_WHAT TO WORK ON_. Nothing in the records may be left out or altered; reproduce them all exactly.

** start STORED ROWS **

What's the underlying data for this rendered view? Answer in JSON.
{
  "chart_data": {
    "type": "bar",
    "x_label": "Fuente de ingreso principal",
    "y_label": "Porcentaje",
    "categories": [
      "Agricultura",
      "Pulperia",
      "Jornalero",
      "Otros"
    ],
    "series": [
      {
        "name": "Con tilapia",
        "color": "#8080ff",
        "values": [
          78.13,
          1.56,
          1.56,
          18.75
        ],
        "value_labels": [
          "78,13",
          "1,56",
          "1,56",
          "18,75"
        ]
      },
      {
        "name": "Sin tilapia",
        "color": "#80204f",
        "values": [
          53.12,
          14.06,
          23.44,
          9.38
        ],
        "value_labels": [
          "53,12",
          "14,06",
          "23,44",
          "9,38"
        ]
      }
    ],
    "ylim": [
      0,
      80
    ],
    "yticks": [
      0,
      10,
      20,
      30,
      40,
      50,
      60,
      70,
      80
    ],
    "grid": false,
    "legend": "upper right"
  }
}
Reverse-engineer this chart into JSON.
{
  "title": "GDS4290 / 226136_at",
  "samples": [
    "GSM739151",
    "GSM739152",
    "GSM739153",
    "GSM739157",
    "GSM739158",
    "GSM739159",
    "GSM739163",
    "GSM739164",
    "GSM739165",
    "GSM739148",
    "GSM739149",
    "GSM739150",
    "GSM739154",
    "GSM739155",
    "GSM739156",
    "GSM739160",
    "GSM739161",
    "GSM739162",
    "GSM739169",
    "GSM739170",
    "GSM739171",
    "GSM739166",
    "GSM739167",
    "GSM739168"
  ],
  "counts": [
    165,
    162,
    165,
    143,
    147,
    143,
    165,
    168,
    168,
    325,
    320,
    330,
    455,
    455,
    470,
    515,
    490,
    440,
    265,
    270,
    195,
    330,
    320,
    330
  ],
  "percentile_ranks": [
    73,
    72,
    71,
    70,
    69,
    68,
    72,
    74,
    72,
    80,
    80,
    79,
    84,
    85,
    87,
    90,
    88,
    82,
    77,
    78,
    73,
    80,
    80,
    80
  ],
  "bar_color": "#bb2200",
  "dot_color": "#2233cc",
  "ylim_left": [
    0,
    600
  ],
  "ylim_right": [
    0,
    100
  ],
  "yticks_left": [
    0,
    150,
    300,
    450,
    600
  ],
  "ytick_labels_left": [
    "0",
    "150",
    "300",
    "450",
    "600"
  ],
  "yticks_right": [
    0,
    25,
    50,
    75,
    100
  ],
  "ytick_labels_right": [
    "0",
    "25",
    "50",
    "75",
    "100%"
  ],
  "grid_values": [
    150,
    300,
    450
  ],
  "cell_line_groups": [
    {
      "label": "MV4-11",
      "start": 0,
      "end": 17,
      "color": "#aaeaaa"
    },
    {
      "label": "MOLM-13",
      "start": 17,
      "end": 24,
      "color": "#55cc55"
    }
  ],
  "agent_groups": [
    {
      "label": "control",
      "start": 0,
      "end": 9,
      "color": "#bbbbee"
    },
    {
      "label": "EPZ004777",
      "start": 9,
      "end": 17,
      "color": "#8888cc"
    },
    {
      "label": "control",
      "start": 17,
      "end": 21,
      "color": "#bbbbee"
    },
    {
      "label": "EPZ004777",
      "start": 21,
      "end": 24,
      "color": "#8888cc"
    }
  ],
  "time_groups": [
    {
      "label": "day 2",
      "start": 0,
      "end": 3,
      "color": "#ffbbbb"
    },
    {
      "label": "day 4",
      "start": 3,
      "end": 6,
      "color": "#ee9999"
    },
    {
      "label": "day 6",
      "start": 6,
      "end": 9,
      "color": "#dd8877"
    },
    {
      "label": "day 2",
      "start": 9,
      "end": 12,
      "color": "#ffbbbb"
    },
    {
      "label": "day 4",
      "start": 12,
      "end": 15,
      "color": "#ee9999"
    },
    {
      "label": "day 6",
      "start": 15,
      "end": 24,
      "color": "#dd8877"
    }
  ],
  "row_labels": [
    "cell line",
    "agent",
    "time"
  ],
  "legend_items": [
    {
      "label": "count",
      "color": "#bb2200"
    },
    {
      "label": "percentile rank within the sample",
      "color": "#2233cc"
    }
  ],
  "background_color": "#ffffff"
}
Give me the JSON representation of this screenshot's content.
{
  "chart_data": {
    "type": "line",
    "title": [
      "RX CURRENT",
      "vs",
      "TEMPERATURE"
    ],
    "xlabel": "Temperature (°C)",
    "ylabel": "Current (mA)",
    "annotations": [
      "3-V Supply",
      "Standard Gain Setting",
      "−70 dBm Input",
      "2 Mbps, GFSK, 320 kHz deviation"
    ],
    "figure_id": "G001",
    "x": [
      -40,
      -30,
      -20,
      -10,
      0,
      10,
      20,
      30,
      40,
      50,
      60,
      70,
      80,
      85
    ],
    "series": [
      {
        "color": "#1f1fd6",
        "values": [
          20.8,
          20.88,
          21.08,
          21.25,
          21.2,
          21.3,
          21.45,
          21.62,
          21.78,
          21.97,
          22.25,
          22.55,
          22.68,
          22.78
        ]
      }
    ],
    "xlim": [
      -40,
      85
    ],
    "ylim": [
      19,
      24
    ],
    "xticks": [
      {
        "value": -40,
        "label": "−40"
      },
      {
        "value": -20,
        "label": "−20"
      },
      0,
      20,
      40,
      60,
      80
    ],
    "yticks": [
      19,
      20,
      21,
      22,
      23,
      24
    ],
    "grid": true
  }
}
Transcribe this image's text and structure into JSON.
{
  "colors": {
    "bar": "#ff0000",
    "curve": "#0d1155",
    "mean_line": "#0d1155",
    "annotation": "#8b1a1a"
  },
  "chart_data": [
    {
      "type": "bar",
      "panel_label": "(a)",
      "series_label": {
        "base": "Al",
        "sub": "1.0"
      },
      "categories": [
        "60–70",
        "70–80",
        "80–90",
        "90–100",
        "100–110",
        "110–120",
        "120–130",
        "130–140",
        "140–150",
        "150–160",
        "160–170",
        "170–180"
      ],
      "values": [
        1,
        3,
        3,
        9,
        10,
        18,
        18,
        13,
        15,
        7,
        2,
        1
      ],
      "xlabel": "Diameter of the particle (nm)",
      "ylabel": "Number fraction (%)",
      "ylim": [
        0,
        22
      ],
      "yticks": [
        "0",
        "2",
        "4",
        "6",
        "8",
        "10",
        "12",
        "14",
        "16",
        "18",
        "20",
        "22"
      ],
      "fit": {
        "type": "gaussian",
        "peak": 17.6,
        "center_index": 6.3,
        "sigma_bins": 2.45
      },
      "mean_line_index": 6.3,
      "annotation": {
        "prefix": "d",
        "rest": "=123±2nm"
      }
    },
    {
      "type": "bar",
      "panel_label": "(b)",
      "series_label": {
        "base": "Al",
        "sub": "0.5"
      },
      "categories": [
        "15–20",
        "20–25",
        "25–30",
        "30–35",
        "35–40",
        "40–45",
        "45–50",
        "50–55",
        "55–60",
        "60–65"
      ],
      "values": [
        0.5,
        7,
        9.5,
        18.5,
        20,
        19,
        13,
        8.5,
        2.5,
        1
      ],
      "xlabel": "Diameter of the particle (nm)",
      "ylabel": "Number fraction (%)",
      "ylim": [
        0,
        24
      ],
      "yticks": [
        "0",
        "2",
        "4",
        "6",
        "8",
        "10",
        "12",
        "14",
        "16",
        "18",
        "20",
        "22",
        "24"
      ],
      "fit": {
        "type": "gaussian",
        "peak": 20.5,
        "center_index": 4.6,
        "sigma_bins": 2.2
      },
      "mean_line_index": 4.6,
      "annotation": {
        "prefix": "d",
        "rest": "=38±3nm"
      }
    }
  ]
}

** end STORED ROWS **

_TASK SOLUTION_.
What's the underlying data for this rendered view? Answer in JSON.
{
  "chart_data": {
    "type": "bar",
    "x_label": "Fuente de ingreso principal",
    "y_label": "Porcentaje",
    "categories": [
      "Agricultura",
      "Pulperia",
      "Jornalero",
      "Otros"
    ],
    "series": [
      {
        "name": "Con tilapia",
        "color": "#8080ff",
        "values": [
          78.13,
          1.56,
          1.56,
          18.75
        ],
        "value_labels": [
          "78,13",
          "1,56",
          "1,56",
          "18,75"
        ]
      },
      {
        "name": "Sin tilapia",
        "color": "#80204f",
        "values": [
          53.12,
          14.06,
          23.44,
          9.38
        ],
        "value_labels": [
          "53,12",
          "14,06",
          "23,44",
          "9,38"
        ]
      }
    ],
    "ylim": [
      0,
      80
    ],
    "yticks": [
      0,
      10,
      20,
      30,
      40,
      50,
      60,
      70,
      80
    ],
    "grid": false,
    "legend": "upper right"
  }
}
Reverse-engineer this chart into JSON.
{
  "title": "GDS4290 / 226136_at",
  "samples": [
    "GSM739151",
    "GSM739152",
    "GSM739153",
    "GSM739157",
    "GSM739158",
    "GSM739159",
    "GSM739163",
    "GSM739164",
    "GSM739165",
    "GSM739148",
    "GSM739149",
    "GSM739150",
    "GSM739154",
    "GSM739155",
    "GSM739156",
    "GSM739160",
    "GSM739161",
    "GSM739162",
    "GSM739169",
    "GSM739170",
    "GSM739171",
    "GSM739166",
    "GSM739167",
    "GSM739168"
  ],
  "counts": [
    165,
    162,
    165,
    143,
    147,
    143,
    165,
    168,
    168,
    325,
    320,
    330,
    455,
    455,
    470,
    515,
    490,
    440,
    265,
    270,
    195,
    330,
    320,
    330
  ],
  "percentile_ranks": [
    73,
    72,
    71,
    70,
    69,
    68,
    72,
    74,
    72,
    80,
    80,
    79,
    84,
    85,
    87,
    90,
    88,
    82,
    77,
    78,
    73,
    80,
    80,
    80
  ],
  "bar_color": "#bb2200",
  "dot_color": "#2233cc",
  "ylim_left": [
    0,
    600
  ],
  "ylim_right": [
    0,
    100
  ],
  "yticks_left": [
    0,
    150,
    300,
    450,
    600
  ],
  "ytick_labels_left": [
    "0",
    "150",
    "300",
    "450",
    "600"
  ],
  "yticks_right": [
    0,
    25,
    50,
    75,
    100
  ],
  "ytick_labels_right": [
    "0",
    "25",
    "50",
    "75",
    "100%"
  ],
  "grid_values": [
    150,
    300,
    450
  ],
  "cell_line_groups": [
    {
      "label": "MV4-11",
      "start": 0,
      "end": 17,
      "color": "#aaeaaa"
    },
    {
      "label": "MOLM-13",
      "start": 17,
      "end": 24,
      "color": "#55cc55"
    }
  ],
  "agent_groups": [
    {
      "label": "control",
      "start": 0,
      "end": 9,
      "color": "#bbbbee"
    },
    {
      "label": "EPZ004777",
      "start": 9,
      "end": 17,
      "color": "#8888cc"
    },
    {
      "label": "control",
      "start": 17,
      "end": 21,
      "color": "#bbbbee"
    },
    {
      "label": "EPZ004777",
      "start": 21,
      "end": 24,
      "color": "#8888cc"
    }
  ],
  "time_groups": [
    {
      "label": "day 2",
      "start": 0,
      "end": 3,
      "color": "#ffbbbb"
    },
    {
      "label": "day 4",
      "start": 3,
      "end": 6,
      "color": "#ee9999"
    },
    {
      "label": "day 6",
      "start": 6,
      "end": 9,
      "color": "#dd8877"
    },
    {
      "label": "day 2",
      "start": 9,
      "end": 12,
      "color": "#ffbbbb"
    },
    {
      "label": "day 4",
      "start": 12,
      "end": 15,
      "color": "#ee9999"
    },
    {
      "label": "day 6",
      "start": 15,
      "end": 24,
      "color": "#dd8877"
    }
  ],
  "row_labels": [
    "cell line",
    "agent",
    "time"
  ],
  "legend_items": [
    {
      "label": "count",
      "color": "#bb2200"
    },
    {
      "label": "percentile rank within the sample",
      "color": "#2233cc"
    }
  ],
  "background_color": "#ffffff"
}
Give me the JSON representation of this screenshot's content.
{
  "chart_data": {
    "type": "line",
    "title": [
      "RX CURRENT",
      "vs",
      "TEMPERATURE"
    ],
    "xlabel": "Temperature (°C)",
    "ylabel": "Current (mA)",
    "annotations": [
      "3-V Supply",
      "Standard Gain Setting",
      "−70 dBm Input",
      "2 Mbps, GFSK, 320 kHz deviation"
    ],
    "figure_id": "G001",
    "x": [
      -40,
      -30,
      -20,
      -10,
      0,
      10,
      20,
      30,
      40,
      50,
      60,
      70,
      80,
      85
    ],
    "series": [
      {
        "color": "#1f1fd6",
        "values": [
          20.8,
          20.88,
          21.08,
          21.25,
          21.2,
          21.3,
          21.45,
          21.62,
          21.78,
          21.97,
          22.25,
          22.55,
          22.68,
          22.78
        ]
      }
    ],
    "xlim": [
      -40,
      85
    ],
    "ylim": [
      19,
      24
    ],
    "xticks": [
      {
        "value": -40,
        "label": "−40"
      },
      {
        "value": -20,
        "label": "−20"
      },
      0,
      20,
      40,
      60,
      80
    ],
    "yticks": [
      19,
      20,
      21,
      22,
      23,
      24
    ],
    "grid": true
  }
}
Transcribe this image's text and structure into JSON.
{
  "colors": {
    "bar": "#ff0000",
    "curve": "#0d1155",
    "mean_line": "#0d1155",
    "annotation": "#8b1a1a"
  },
  "chart_data": [
    {
      "type": "bar",
      "panel_label": "(a)",
      "series_label": {
        "base": "Al",
        "sub": "1.0"
      },
      "categories": [
        "60–70",
        "70–80",
        "80–90",
        "90–100",
        "100–110",
        "110–120",
        "120–130",
        "130–140",
        "140–150",
        "150–160",
        "160–170",
        "170–180"
      ],
      "values": [
        1,
        3,
        3,
        9,
        10,
        18,
        18,
        13,
        15,
        7,
        2,
        1
      ],
      "xlabel": "Diameter of the particle (nm)",
      "ylabel": "Number fraction (%)",
      "ylim": [
        0,
        22
      ],
      "yticks": [
        "0",
        "2",
        "4",
        "6",
        "8",
        "10",
        "12",
        "14",
        "16",
        "18",
        "20",
        "22"
      ],
      "fit": {
        "type": "gaussian",
        "peak": 17.6,
        "center_index": 6.3,
        "sigma_bins": 2.45
      },
      "mean_line_index": 6.3,
      "annotation": {
        "prefix": "d",
        "rest": "=123±2nm"
      }
    },
    {
      "type": "bar",
      "panel_label": "(b)",
      "series_label": {
        "base": "Al",
        "sub": "0.5"
      },
      "categories": [
        "15–20",
        "20–25",
        "25–30",
        "30–35",
        "35–40",
        "40–45",
        "45–50",
        "50–55",
        "55–60",
        "60–65"
      ],
      "values": [
        0.5,
        7,
        9.5,
        18.5,
        20,
        19,
        13,
        8.5,
        2.5,
        1
      ],
      "xlabel": "Diameter of the particle (nm)",
      "ylabel": "Number fraction (%)",
      "ylim": [
        0,
        24
      ],
      "yticks": [
        "0",
        "2",
        "4",
        "6",
        "8",
        "10",
        "12",
        "14",
        "16",
        "18",
        "20",
        "22",
        "24"
      ],
      "fit": {
        "type": "gaussian",
        "peak": 20.5,
        "center_index": 4.6,
        "sigma_bins": 2.2
      },
      "mean_line_index": 4.6,
      "annotation": {
        "prefix": "d",
        "rest": "=38±3nm"
      }
    }
  ]
}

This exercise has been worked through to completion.